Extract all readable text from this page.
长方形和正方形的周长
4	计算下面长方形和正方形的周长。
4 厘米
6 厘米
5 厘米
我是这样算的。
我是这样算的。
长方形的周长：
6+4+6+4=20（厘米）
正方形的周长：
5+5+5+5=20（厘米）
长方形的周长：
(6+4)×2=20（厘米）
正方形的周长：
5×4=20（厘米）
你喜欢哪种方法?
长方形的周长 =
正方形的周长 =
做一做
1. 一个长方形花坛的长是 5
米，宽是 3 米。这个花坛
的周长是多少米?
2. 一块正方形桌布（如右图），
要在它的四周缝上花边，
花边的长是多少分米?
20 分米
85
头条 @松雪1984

> _STATED PROBLEM_
Each record above should be restated word for word.

> _EXPECTED OUTPUT_
Extract all readable text from this page.
长方形和正方形的周长
4	计算下面长方形和正方形的周长。
4 厘米
6 厘米
5 厘米
我是这样算的。
我是这样算的。
长方形的周长：
6+4+6+4=20（厘米）
正方形的周长：
5+5+5+5=20（厘米）
长方形的周长：
(6+4)×2=20（厘米）
正方形的周长：
5×4=20（厘米）
你喜欢哪种方法?
长方形的周长 =
正方形的周长 =
做一做
1. 一个长方形花坛的长是 5
米，宽是 3 米。这个花坛
的周长是多少米?
2. 一块正方形桌布（如右图），
要在它的四周缝上花边，
花边的长是多少分米?
20 分米
85
头条 @松雪1984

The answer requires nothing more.